TASK TO COMPLETE:
Reproduce verbatim the rows below, starting at the line that contains "month-tick-label: J bbox=[55, 275, 58, 284]" and ending at the line that contains "height-tick-label: 8 bbox=[283, 199, 289, 209]", with both of those lines included.

□ □ □

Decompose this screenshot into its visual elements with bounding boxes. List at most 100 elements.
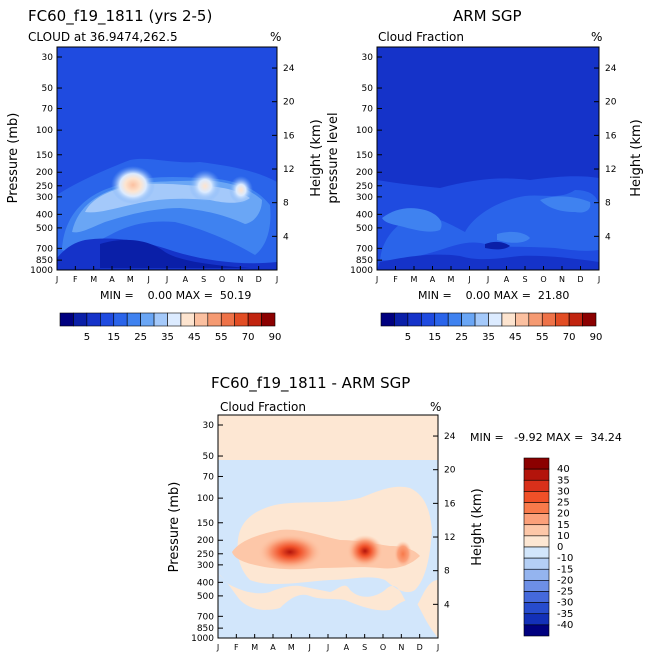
month-tick-label: J bbox=[55, 275, 58, 284]
y-axis-label-right: Height (km) bbox=[309, 119, 324, 196]
colorbar-label: 90 bbox=[590, 332, 603, 343]
colorbar-swatch bbox=[523, 546, 550, 559]
colorbar-label: 25 bbox=[455, 332, 468, 343]
height-tick-label: 8 bbox=[283, 199, 289, 209]
month-tick-label: S bbox=[362, 643, 367, 652]
colorbar-swatch bbox=[523, 468, 550, 481]
pressure-tick-label: 1000 bbox=[30, 266, 53, 276]
month-tick-label: O bbox=[540, 275, 546, 284]
month-tick-label: F bbox=[234, 643, 239, 652]
pressure-tick-label: 300 bbox=[356, 193, 373, 203]
month-tick-label: M bbox=[288, 643, 295, 652]
month-tick-label: J bbox=[375, 275, 378, 284]
month-tick-label: A bbox=[504, 275, 510, 284]
colorbar: 5 15 25 35 45 55 70 90 bbox=[59, 312, 281, 343]
colorbar-swatch bbox=[523, 524, 550, 537]
pressure-tick-label: 150 bbox=[356, 151, 373, 161]
pressure-tick-label: 500 bbox=[197, 592, 214, 602]
pressure-tick-label: 250 bbox=[36, 182, 53, 192]
field-contour-15a bbox=[382, 208, 442, 232]
colorbar-swatch bbox=[474, 312, 489, 327]
height-axis: 24 20 16 12 8 4 bbox=[433, 432, 456, 610]
height-tick-label: 16 bbox=[283, 131, 295, 141]
pressure-tick-label: 200 bbox=[36, 168, 53, 178]
colorbar-swatch bbox=[523, 491, 550, 503]
colorbar-swatch bbox=[113, 312, 128, 327]
stats-text: MIN = 0.00 MAX = 21.80 bbox=[418, 289, 569, 302]
stats-text: MIN = -9.92 MAX = 34.24 bbox=[470, 431, 622, 444]
colorbar-swatch bbox=[501, 312, 516, 327]
month-tick-label: M bbox=[448, 275, 455, 284]
colorbar-swatch bbox=[523, 568, 550, 581]
colorbar-label: -10 bbox=[557, 553, 573, 564]
month-tick-label: A bbox=[430, 275, 436, 284]
colorbar-swatch bbox=[180, 312, 195, 327]
colorbar-swatch bbox=[528, 312, 543, 327]
colorbar: 5 15 25 35 45 55 70 90 bbox=[380, 312, 603, 343]
colorbar-label: 70 bbox=[242, 332, 255, 343]
month-tick-label: D bbox=[417, 643, 423, 652]
colorbar-label: 55 bbox=[536, 332, 549, 343]
month-tick-label: D bbox=[577, 275, 583, 284]
height-tick-label: 24 bbox=[283, 64, 295, 74]
colorbar-swatch bbox=[523, 580, 550, 592]
height-tick-label: 8 bbox=[605, 199, 611, 209]
colorbar-label: 5 bbox=[84, 332, 90, 343]
panel-model-unit: % bbox=[270, 30, 281, 44]
month-tick-label: J bbox=[307, 643, 310, 652]
month-tick-label: S bbox=[522, 275, 527, 284]
field-peak-sep bbox=[189, 170, 221, 202]
stats-text: MIN = 0.00 MAX = 50.19 bbox=[100, 289, 251, 302]
month-tick-label: J bbox=[486, 275, 489, 284]
colorbar-swatch bbox=[126, 312, 141, 327]
month-tick-label: N bbox=[559, 275, 565, 284]
month-tick-label: N bbox=[237, 275, 243, 284]
y-axis-label: Pressure (mb) bbox=[167, 482, 182, 573]
panel-obs-unit: % bbox=[591, 30, 602, 44]
colorbar-swatch bbox=[523, 591, 550, 603]
colorbar-swatch bbox=[523, 602, 550, 615]
month-tick-label: S bbox=[201, 275, 206, 284]
colorbar-swatch bbox=[86, 312, 101, 327]
pressure-tick-label: 400 bbox=[356, 210, 373, 220]
colorbar-label: 25 bbox=[134, 332, 147, 343]
colorbar-swatch bbox=[153, 312, 168, 327]
colorbar-label: 40 bbox=[557, 464, 570, 475]
pressure-tick-label: 500 bbox=[36, 224, 53, 234]
colorbar-label: -20 bbox=[557, 575, 573, 586]
pressure-tick-label: 200 bbox=[356, 168, 373, 178]
colorbar-swatch bbox=[247, 312, 262, 327]
y-axis-label: Pressure (mb) bbox=[6, 113, 21, 204]
height-tick-label: 4 bbox=[444, 600, 450, 610]
field-contour-15c bbox=[497, 231, 530, 243]
pressure-tick-label: 300 bbox=[197, 561, 214, 571]
colorbar-swatch bbox=[555, 312, 570, 327]
month-tick-label: M bbox=[127, 275, 134, 284]
panel-obs-title: ARM SGP bbox=[453, 7, 522, 25]
colorbar-label: 30 bbox=[557, 486, 570, 497]
month-tick-label: F bbox=[393, 275, 398, 284]
colorbar-swatch bbox=[582, 312, 597, 327]
field-peak-may bbox=[111, 166, 155, 204]
height-tick-label: 16 bbox=[444, 499, 456, 509]
month-tick-label: O bbox=[380, 643, 386, 652]
pressure-tick-label: 850 bbox=[36, 256, 53, 266]
panel-diff: FC60_f19_1811 - ARM SGP Cloud Fraction %… bbox=[167, 374, 622, 652]
colorbar-label: -25 bbox=[557, 587, 573, 598]
pressure-tick-label: 100 bbox=[36, 126, 53, 136]
colorbar-swatch bbox=[515, 312, 530, 327]
month-tick-label: M bbox=[251, 643, 258, 652]
height-tick-label: 16 bbox=[605, 131, 617, 141]
pressure-tick-label: 50 bbox=[42, 84, 54, 94]
panel-obs: ARM SGP Cloud Fraction % 30 50 70 100 150 200… bbox=[326, 7, 644, 343]
colorbar-swatch bbox=[194, 312, 209, 327]
colorbar-swatch bbox=[488, 312, 503, 327]
colorbar-swatch bbox=[447, 312, 462, 327]
colorbar-swatch bbox=[100, 312, 115, 327]
colorbar-swatch bbox=[523, 613, 550, 626]
panel-obs-subtitle: Cloud Fraction bbox=[378, 30, 464, 44]
colorbar-swatch bbox=[261, 312, 276, 327]
pressure-tick-label: 70 bbox=[42, 104, 54, 114]
pressure-tick-label: 30 bbox=[362, 53, 374, 63]
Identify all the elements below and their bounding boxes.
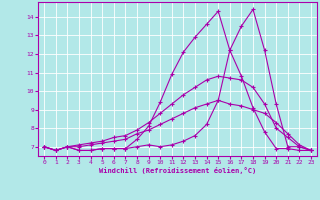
X-axis label: Windchill (Refroidissement éolien,°C): Windchill (Refroidissement éolien,°C) — [99, 167, 256, 174]
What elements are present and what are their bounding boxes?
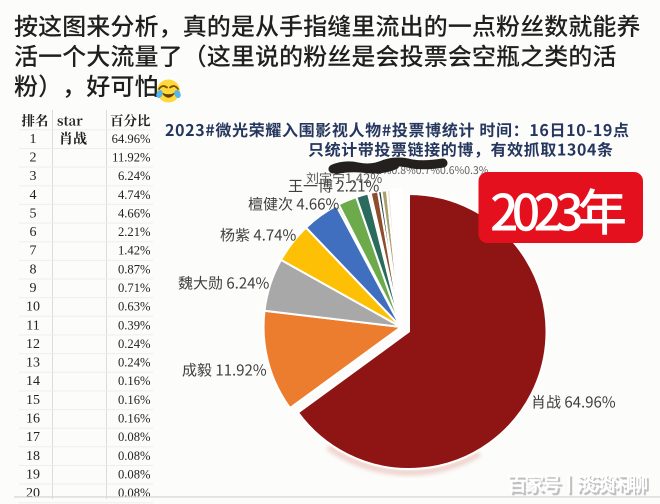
svg-text:17: 17: [26, 430, 40, 445]
svg-text:18: 18: [26, 449, 40, 464]
svg-text:16: 16: [26, 412, 40, 427]
svg-text:0.16%: 0.16%: [118, 393, 151, 407]
svg-text:2: 2: [30, 151, 37, 166]
svg-text:5: 5: [30, 206, 37, 221]
svg-text:0.71%: 0.71%: [118, 281, 151, 295]
svg-text:0.24%: 0.24%: [118, 337, 151, 351]
svg-text:11: 11: [26, 318, 39, 333]
svg-text:0.16%: 0.16%: [118, 374, 151, 388]
svg-text:0.08%: 0.08%: [118, 486, 151, 500]
svg-text:19: 19: [26, 468, 40, 483]
svg-text:6.24%: 6.24%: [118, 169, 151, 183]
svg-text:64.96%: 64.96%: [112, 132, 151, 146]
svg-text:20: 20: [26, 486, 40, 501]
svg-text:1.42%: 1.42%: [118, 244, 151, 258]
svg-text:15: 15: [26, 393, 40, 408]
svg-text:3: 3: [30, 169, 37, 184]
svg-text:10: 10: [26, 300, 40, 315]
svg-text:14: 14: [26, 374, 40, 389]
svg-text:13: 13: [26, 356, 40, 371]
svg-text:9: 9: [30, 281, 37, 296]
svg-text:0.08%: 0.08%: [118, 449, 151, 463]
svg-text:4.74%: 4.74%: [118, 188, 151, 202]
svg-text:4.66%: 4.66%: [118, 206, 151, 220]
svg-text:7: 7: [30, 244, 37, 259]
svg-text:0.39%: 0.39%: [118, 318, 151, 332]
svg-text:11.92%: 11.92%: [112, 151, 151, 165]
svg-text:0.24%: 0.24%: [118, 356, 151, 370]
svg-text:0.08%: 0.08%: [118, 468, 151, 482]
svg-text:8: 8: [30, 262, 37, 277]
svg-text:4: 4: [30, 188, 37, 203]
svg-text:1: 1: [30, 132, 37, 147]
svg-text:2.21%: 2.21%: [118, 225, 151, 239]
svg-text:6: 6: [30, 225, 37, 240]
svg-text:0.16%: 0.16%: [118, 412, 151, 426]
svg-text:0.87%: 0.87%: [118, 262, 151, 276]
svg-text:0.63%: 0.63%: [118, 300, 151, 314]
svg-text:12: 12: [26, 337, 40, 352]
svg-text:0.08%: 0.08%: [118, 430, 151, 444]
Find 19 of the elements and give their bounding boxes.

□ □ □

WORKED ANSWER:
month-tick-label: J bbox=[55, 275, 58, 284]
y-axis-label-right: Height (km) bbox=[309, 119, 324, 196]
colorbar-label: 90 bbox=[590, 332, 603, 343]
colorbar-swatch bbox=[523, 546, 550, 559]
colorbar-label: 25 bbox=[455, 332, 468, 343]
height-tick-label: 8 bbox=[283, 199, 289, 209]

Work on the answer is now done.